=== PROBLEM DETAILS ===
Return all of the entries exactly, with nothing added or left out.

=== MATERIALS PROVIDED ===
================
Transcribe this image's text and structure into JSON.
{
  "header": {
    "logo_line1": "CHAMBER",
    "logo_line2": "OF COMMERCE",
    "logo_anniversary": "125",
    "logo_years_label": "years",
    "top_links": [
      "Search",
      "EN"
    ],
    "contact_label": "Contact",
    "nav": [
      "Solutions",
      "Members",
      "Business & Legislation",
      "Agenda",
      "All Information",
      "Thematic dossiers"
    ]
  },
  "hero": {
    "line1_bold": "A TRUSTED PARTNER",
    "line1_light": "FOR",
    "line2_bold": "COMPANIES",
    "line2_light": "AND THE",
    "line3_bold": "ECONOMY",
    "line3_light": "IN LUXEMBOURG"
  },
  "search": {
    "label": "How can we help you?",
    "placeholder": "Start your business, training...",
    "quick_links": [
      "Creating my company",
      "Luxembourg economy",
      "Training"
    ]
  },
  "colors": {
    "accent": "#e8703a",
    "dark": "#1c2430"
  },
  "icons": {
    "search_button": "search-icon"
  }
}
================
=== OUTPUT FOR THIS TASK ===
Transcribe this image's text and structure into JSON.
{
  "header": {
    "logo_line1": "CHAMBER",
    "logo_line2": "OF COMMERCE",
    "logo_anniversary": "125",
    "logo_years_label": "years",
    "top_links": [
      "Search",
      "EN"
    ],
    "contact_label": "Contact",
    "nav": [
      "Solutions",
      "Members",
      "Business & Legislation",
      "Agenda",
      "All Information",
      "Thematic dossiers"
    ]
  },
  "hero": {
    "line1_bold": "A TRUSTED PARTNER",
    "line1_light": "FOR",
    "line2_bold": "COMPANIES",
    "line2_light": "AND THE",
    "line3_bold": "ECONOMY",
    "line3_light": "IN LUXEMBOURG"
  },
  "search": {
    "label": "How can we help you?",
    "placeholder": "Start your business, training...",
    "quick_links": [
      "Creating my company",
      "Luxembourg economy",
      "Training"
    ]
  },
  "colors": {
    "accent": "#e8703a",
    "dark": "#1c2430"
  },
  "icons": {
    "search_button": "search-icon"
  }
}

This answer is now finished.